INSTRUCTIONS TO FOLLOW: Every line from the one containing "Read out every word on this page." to the final line of the material below must be reproduced exactly; leave out all other lines.

ROWS:
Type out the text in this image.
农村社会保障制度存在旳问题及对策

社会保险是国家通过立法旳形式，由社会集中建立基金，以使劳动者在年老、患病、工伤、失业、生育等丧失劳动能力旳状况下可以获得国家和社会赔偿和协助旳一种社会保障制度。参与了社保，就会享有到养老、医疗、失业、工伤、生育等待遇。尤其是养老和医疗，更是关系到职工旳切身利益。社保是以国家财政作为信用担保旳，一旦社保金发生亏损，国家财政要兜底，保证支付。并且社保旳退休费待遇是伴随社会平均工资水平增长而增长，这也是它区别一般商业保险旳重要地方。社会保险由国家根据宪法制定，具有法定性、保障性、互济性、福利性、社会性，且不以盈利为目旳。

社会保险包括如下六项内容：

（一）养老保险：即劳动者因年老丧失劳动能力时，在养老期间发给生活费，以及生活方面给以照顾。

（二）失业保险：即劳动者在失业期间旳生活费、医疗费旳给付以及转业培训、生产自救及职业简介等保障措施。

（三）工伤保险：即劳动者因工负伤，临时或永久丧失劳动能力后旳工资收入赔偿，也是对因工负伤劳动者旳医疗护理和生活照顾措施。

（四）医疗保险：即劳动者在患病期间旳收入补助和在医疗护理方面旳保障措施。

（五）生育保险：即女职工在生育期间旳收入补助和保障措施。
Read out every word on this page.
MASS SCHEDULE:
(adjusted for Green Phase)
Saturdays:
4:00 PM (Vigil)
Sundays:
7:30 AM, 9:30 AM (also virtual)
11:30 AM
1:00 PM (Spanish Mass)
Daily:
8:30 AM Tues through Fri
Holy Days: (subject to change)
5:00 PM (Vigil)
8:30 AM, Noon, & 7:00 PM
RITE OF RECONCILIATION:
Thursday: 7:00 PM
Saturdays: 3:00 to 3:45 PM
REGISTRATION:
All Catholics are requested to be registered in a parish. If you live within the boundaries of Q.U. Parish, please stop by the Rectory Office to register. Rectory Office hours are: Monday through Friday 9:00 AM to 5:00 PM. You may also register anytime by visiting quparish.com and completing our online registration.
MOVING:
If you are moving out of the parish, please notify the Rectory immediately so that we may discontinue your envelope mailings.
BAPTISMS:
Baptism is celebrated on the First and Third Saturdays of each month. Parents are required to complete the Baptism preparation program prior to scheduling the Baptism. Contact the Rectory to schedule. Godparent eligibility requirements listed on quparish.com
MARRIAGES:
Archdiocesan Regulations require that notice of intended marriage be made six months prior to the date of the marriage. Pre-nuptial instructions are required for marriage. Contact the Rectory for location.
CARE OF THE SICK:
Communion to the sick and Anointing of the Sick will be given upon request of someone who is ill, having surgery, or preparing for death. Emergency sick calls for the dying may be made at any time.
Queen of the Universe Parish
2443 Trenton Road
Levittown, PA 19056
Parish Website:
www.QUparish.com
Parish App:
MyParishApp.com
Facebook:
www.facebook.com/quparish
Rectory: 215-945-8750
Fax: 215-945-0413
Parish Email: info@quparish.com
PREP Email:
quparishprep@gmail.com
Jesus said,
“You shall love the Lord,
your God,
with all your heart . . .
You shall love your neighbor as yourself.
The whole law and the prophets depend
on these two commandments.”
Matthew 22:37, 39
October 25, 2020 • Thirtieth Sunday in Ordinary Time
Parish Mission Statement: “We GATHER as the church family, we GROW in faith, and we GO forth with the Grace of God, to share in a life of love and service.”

WRITTEN ANSWER:
Read out every word on this page.
MASS SCHEDULE:
(adjusted for Green Phase)
Saturdays:
4:00 PM (Vigil)
Sundays:
7:30 AM, 9:30 AM (also virtual)
11:30 AM
1:00 PM (Spanish Mass)
Daily:
8:30 AM Tues through Fri
Holy Days: (subject to change)
5:00 PM (Vigil)
8:30 AM, Noon, & 7:00 PM
RITE OF RECONCILIATION:
Thursday: 7:00 PM
Saturdays: 3:00 to 3:45 PM
REGISTRATION:
All Catholics are requested to be registered in a parish. If you live within the boundaries of Q.U. Parish, please stop by the Rectory Office to register. Rectory Office hours are: Monday through Friday 9:00 AM to 5:00 PM. You may also register anytime by visiting quparish.com and completing our online registration.
MOVING:
If you are moving out of the parish, please notify the Rectory immediately so that we may discontinue your envelope mailings.
BAPTISMS:
Baptism is celebrated on the First and Third Saturdays of each month. Parents are required to complete the Baptism preparation program prior to scheduling the Baptism. Contact the Rectory to schedule. Godparent eligibility requirements listed on quparish.com
MARRIAGES:
Archdiocesan Regulations require that notice of intended marriage be made six months prior to the date of the marriage. Pre-nuptial instructions are required for marriage. Contact the Rectory for location.
CARE OF THE SICK:
Communion to the sick and Anointing of the Sick will be given upon request of someone who is ill, having surgery, or preparing for death. Emergency sick calls for the dying may be made at any time.
Queen of the Universe Parish
2443 Trenton Road
Levittown, PA 19056
Parish Website:
www.QUparish.com
Parish App:
MyParishApp.com
Facebook:
www.facebook.com/quparish
Rectory: 215-945-8750
Fax: 215-945-0413
Parish Email: info@quparish.com
PREP Email:
quparishprep@gmail.com
Jesus said,
“You shall love the Lord,
your God,
with all your heart . . .
You shall love your neighbor as yourself.
The whole law and the prophets depend
on these two commandments.”
Matthew 22:37, 39
October 25, 2020 • Thirtieth Sunday in Ordinary Time
Parish Mission Statement: “We GATHER as the church family, we GROW in faith, and we GO forth with the Grace of God, to share in a life of love and service.”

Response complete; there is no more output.